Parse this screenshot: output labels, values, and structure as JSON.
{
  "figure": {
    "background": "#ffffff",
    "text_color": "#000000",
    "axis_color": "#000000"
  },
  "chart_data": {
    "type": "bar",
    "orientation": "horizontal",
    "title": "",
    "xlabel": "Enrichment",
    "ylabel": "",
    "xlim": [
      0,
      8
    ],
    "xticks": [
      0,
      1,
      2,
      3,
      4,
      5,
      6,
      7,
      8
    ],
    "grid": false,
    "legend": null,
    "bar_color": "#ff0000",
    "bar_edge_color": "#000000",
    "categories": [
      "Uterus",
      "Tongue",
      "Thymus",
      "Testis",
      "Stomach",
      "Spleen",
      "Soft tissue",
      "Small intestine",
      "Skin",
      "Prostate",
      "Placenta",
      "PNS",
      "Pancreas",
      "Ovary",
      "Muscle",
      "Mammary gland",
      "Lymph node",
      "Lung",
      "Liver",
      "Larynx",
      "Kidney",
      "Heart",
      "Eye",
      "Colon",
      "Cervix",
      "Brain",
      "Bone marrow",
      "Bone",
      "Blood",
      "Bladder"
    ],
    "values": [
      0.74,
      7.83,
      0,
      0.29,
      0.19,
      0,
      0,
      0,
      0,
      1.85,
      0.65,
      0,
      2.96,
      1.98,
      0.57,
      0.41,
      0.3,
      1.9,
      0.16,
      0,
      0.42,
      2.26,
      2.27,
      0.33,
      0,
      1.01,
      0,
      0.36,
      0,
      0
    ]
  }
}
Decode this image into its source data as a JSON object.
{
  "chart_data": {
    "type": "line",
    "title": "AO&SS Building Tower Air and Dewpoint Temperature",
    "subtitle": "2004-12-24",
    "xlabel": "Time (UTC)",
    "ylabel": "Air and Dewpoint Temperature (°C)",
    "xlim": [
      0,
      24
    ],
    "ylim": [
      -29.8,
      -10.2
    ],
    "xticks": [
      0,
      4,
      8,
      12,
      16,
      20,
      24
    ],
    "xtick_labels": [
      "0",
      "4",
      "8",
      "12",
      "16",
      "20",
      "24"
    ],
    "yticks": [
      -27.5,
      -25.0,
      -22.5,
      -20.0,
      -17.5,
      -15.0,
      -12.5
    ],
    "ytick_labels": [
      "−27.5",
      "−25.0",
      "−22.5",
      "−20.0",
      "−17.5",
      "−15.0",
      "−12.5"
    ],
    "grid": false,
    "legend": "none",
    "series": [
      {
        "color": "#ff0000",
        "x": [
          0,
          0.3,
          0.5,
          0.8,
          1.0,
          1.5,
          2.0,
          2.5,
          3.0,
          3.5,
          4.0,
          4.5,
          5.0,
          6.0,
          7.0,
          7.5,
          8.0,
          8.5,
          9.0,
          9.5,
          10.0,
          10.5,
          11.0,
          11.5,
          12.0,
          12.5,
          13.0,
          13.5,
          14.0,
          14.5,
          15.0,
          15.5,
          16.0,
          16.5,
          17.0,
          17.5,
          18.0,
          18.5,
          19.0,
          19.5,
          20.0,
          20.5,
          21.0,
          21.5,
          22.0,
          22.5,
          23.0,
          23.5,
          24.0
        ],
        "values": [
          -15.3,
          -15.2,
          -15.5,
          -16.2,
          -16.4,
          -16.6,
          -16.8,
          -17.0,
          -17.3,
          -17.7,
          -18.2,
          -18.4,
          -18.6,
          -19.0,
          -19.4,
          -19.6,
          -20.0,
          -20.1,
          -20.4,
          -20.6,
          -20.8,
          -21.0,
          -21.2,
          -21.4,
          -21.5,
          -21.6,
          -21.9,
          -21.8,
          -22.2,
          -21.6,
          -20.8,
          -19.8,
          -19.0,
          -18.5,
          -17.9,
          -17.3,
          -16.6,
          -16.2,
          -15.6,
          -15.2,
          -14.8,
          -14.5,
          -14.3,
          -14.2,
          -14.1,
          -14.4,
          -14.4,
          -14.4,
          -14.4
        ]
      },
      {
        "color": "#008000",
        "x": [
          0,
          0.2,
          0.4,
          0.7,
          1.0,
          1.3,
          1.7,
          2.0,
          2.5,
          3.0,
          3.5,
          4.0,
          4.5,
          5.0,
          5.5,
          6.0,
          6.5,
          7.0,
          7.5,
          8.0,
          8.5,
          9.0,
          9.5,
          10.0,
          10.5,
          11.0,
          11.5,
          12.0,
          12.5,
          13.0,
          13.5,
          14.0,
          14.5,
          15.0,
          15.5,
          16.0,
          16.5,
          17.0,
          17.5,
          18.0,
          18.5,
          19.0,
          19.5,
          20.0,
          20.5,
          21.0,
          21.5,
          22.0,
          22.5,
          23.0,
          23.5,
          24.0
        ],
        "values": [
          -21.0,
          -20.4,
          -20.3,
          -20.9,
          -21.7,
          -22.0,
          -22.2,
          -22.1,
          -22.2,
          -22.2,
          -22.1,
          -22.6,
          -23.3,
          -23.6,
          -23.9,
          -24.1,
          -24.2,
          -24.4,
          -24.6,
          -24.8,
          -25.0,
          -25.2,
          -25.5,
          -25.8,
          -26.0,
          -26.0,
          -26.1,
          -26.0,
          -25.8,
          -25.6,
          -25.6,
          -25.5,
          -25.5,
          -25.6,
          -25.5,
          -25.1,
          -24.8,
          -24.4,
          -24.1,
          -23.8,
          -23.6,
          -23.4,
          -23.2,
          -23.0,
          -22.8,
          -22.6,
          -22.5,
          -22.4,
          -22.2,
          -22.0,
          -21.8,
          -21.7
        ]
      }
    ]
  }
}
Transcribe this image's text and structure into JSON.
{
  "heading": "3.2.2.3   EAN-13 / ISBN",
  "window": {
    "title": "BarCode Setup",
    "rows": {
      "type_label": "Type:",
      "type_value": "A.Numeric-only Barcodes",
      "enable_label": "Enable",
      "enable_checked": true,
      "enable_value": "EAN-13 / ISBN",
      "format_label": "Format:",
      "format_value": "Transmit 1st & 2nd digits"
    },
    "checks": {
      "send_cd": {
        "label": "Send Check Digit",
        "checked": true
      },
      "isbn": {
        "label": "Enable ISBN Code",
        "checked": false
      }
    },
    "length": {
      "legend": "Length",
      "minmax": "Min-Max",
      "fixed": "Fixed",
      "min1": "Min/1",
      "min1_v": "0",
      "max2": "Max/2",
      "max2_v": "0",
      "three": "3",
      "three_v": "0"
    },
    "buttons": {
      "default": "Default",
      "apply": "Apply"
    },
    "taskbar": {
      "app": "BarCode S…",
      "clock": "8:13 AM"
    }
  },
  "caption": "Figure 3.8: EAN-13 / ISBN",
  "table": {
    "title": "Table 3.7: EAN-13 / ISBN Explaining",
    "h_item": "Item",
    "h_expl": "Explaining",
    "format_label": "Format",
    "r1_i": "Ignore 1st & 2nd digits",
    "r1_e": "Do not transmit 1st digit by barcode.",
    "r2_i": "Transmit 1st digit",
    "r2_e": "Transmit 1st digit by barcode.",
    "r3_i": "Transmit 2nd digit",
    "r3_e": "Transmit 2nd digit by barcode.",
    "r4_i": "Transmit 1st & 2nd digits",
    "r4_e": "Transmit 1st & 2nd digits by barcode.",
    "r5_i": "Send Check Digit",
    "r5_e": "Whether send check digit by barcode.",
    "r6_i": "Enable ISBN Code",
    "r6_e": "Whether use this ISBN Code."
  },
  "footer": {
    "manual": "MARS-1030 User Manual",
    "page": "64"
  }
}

**EXERCISE:** Write the listing out again, exactly as it reads.

**RESPONSE TO THIS TASK:**
Parse this screenshot: output labels, values, and structure as JSON.
{
  "figure": {
    "background": "#ffffff",
    "text_color": "#000000",
    "axis_color": "#000000"
  },
  "chart_data": {
    "type": "bar",
    "orientation": "horizontal",
    "title": "",
    "xlabel": "Enrichment",
    "ylabel": "",
    "xlim": [
      0,
      8
    ],
    "xticks": [
      0,
      1,
      2,
      3,
      4,
      5,
      6,
      7,
      8
    ],
    "grid": false,
    "legend": null,
    "bar_color": "#ff0000",
    "bar_edge_color": "#000000",
    "categories": [
      "Uterus",
      "Tongue",
      "Thymus",
      "Testis",
      "Stomach",
      "Spleen",
      "Soft tissue",
      "Small intestine",
      "Skin",
      "Prostate",
      "Placenta",
      "PNS",
      "Pancreas",
      "Ovary",
      "Muscle",
      "Mammary gland",
      "Lymph node",
      "Lung",
      "Liver",
      "Larynx",
      "Kidney",
      "Heart",
      "Eye",
      "Colon",
      "Cervix",
      "Brain",
      "Bone marrow",
      "Bone",
      "Blood",
      "Bladder"
    ],
    "values": [
      0.74,
      7.83,
      0,
      0.29,
      0.19,
      0,
      0,
      0,
      0,
      1.85,
      0.65,
      0,
      2.96,
      1.98,
      0.57,
      0.41,
      0.3,
      1.9,
      0.16,
      0,
      0.42,
      2.26,
      2.27,
      0.33,
      0,
      1.01,
      0,
      0.36,
      0,
      0
    ]
  }
}
Decode this image into its source data as a JSON object.
{
  "chart_data": {
    "type": "line",
    "title": "AO&SS Building Tower Air and Dewpoint Temperature",
    "subtitle": "2004-12-24",
    "xlabel": "Time (UTC)",
    "ylabel": "Air and Dewpoint Temperature (°C)",
    "xlim": [
      0,
      24
    ],
    "ylim": [
      -29.8,
      -10.2
    ],
    "xticks": [
      0,
      4,
      8,
      12,
      16,
      20,
      24
    ],
    "xtick_labels": [
      "0",
      "4",
      "8",
      "12",
      "16",
      "20",
      "24"
    ],
    "yticks": [
      -27.5,
      -25.0,
      -22.5,
      -20.0,
      -17.5,
      -15.0,
      -12.5
    ],
    "ytick_labels": [
      "−27.5",
      "−25.0",
      "−22.5",
      "−20.0",
      "−17.5",
      "−15.0",
      "−12.5"
    ],
    "grid": false,
    "legend": "none",
    "series": [
      {
        "color": "#ff0000",
        "x": [
          0,
          0.3,
          0.5,
          0.8,
          1.0,
          1.5,
          2.0,
          2.5,
          3.0,
          3.5,
          4.0,
          4.5,
          5.0,
          6.0,
          7.0,
          7.5,
          8.0,
          8.5,
          9.0,
          9.5,
          10.0,
          10.5,
          11.0,
          11.5,
          12.0,
          12.5,
          13.0,
          13.5,
          14.0,
          14.5,
          15.0,
          15.5,
          16.0,
          16.5,
          17.0,
          17.5,
          18.0,
          18.5,
          19.0,
          19.5,
          20.0,
          20.5,
          21.0,
          21.5,
          22.0,
          22.5,
          23.0,
          23.5,
          24.0
        ],
        "values": [
          -15.3,
          -15.2,
          -15.5,
          -16.2,
          -16.4,
          -16.6,
          -16.8,
          -17.0,
          -17.3,
          -17.7,
          -18.2,
          -18.4,
          -18.6,
          -19.0,
          -19.4,
          -19.6,
          -20.0,
          -20.1,
          -20.4,
          -20.6,
          -20.8,
          -21.0,
          -21.2,
          -21.4,
          -21.5,
          -21.6,
          -21.9,
          -21.8,
          -22.2,
          -21.6,
          -20.8,
          -19.8,
          -19.0,
          -18.5,
          -17.9,
          -17.3,
          -16.6,
          -16.2,
          -15.6,
          -15.2,
          -14.8,
          -14.5,
          -14.3,
          -14.2,
          -14.1,
          -14.4,
          -14.4,
          -14.4,
          -14.4
        ]
      },
      {
        "color": "#008000",
        "x": [
          0,
          0.2,
          0.4,
          0.7,
          1.0,
          1.3,
          1.7,
          2.0,
          2.5,
          3.0,
          3.5,
          4.0,
          4.5,
          5.0,
          5.5,
          6.0,
          6.5,
          7.0,
          7.5,
          8.0,
          8.5,
          9.0,
          9.5,
          10.0,
          10.5,
          11.0,
          11.5,
          12.0,
          12.5,
          13.0,
          13.5,
          14.0,
          14.5,
          15.0,
          15.5,
          16.0,
          16.5,
          17.0,
          17.5,
          18.0,
          18.5,
          19.0,
          19.5,
          20.0,
          20.5,
          21.0,
          21.5,
          22.0,
          22.5,
          23.0,
          23.5,
          24.0
        ],
        "values": [
          -21.0,
          -20.4,
          -20.3,
          -20.9,
          -21.7,
          -22.0,
          -22.2,
          -22.1,
          -22.2,
          -22.2,
          -22.1,
          -22.6,
          -23.3,
          -23.6,
          -23.9,
          -24.1,
          -24.2,
          -24.4,
          -24.6,
          -24.8,
          -25.0,
          -25.2,
          -25.5,
          -25.8,
          -26.0,
          -26.0,
          -26.1,
          -26.0,
          -25.8,
          -25.6,
          -25.6,
          -25.5,
          -25.5,
          -25.6,
          -25.5,
          -25.1,
          -24.8,
          -24.4,
          -24.1,
          -23.8,
          -23.6,
          -23.4,
          -23.2,
          -23.0,
          -22.8,
          -22.6,
          -22.5,
          -22.4,
          -22.2,
          -22.0,
          -21.8,
          -21.7
        ]
      }
    ]
  }
}
Transcribe this image's text and structure into JSON.
{
  "heading": "3.2.2.3   EAN-13 / ISBN",
  "window": {
    "title": "BarCode Setup",
    "rows": {
      "type_label": "Type:",
      "type_value": "A.Numeric-only Barcodes",
      "enable_label": "Enable",
      "enable_checked": true,
      "enable_value": "EAN-13 / ISBN",
      "format_label": "Format:",
      "format_value": "Transmit 1st & 2nd digits"
    },
    "checks": {
      "send_cd": {
        "label": "Send Check Digit",
        "checked": true
      },
      "isbn": {
        "label": "Enable ISBN Code",
        "checked": false
      }
    },
    "length": {
      "legend": "Length",
      "minmax": "Min-Max",
      "fixed": "Fixed",
      "min1": "Min/1",
      "min1_v": "0",
      "max2": "Max/2",
      "max2_v": "0",
      "three": "3",
      "three_v": "0"
    },
    "buttons": {
      "default": "Default",
      "apply": "Apply"
    },
    "taskbar": {
      "app": "BarCode S…",
      "clock": "8:13 AM"
    }
  },
  "caption": "Figure 3.8: EAN-13 / ISBN",
  "table": {
    "title": "Table 3.7: EAN-13 / ISBN Explaining",
    "h_item": "Item",
    "h_expl": "Explaining",
    "format_label": "Format",
    "r1_i": "Ignore 1st & 2nd digits",
    "r1_e": "Do not transmit 1st digit by barcode.",
    "r2_i": "Transmit 1st digit",
    "r2_e": "Transmit 1st digit by barcode.",
    "r3_i": "Transmit 2nd digit",
    "r3_e": "Transmit 2nd digit by barcode.",
    "r4_i": "Transmit 1st & 2nd digits",
    "r4_e": "Transmit 1st & 2nd digits by barcode.",
    "r5_i": "Send Check Digit",
    "r5_e": "Whether send check digit by barcode.",
    "r6_i": "Enable ISBN Code",
    "r6_e": "Whether use this ISBN Code."
  },
  "footer": {
    "manual": "MARS-1030 User Manual",
    "page": "64"
  }
}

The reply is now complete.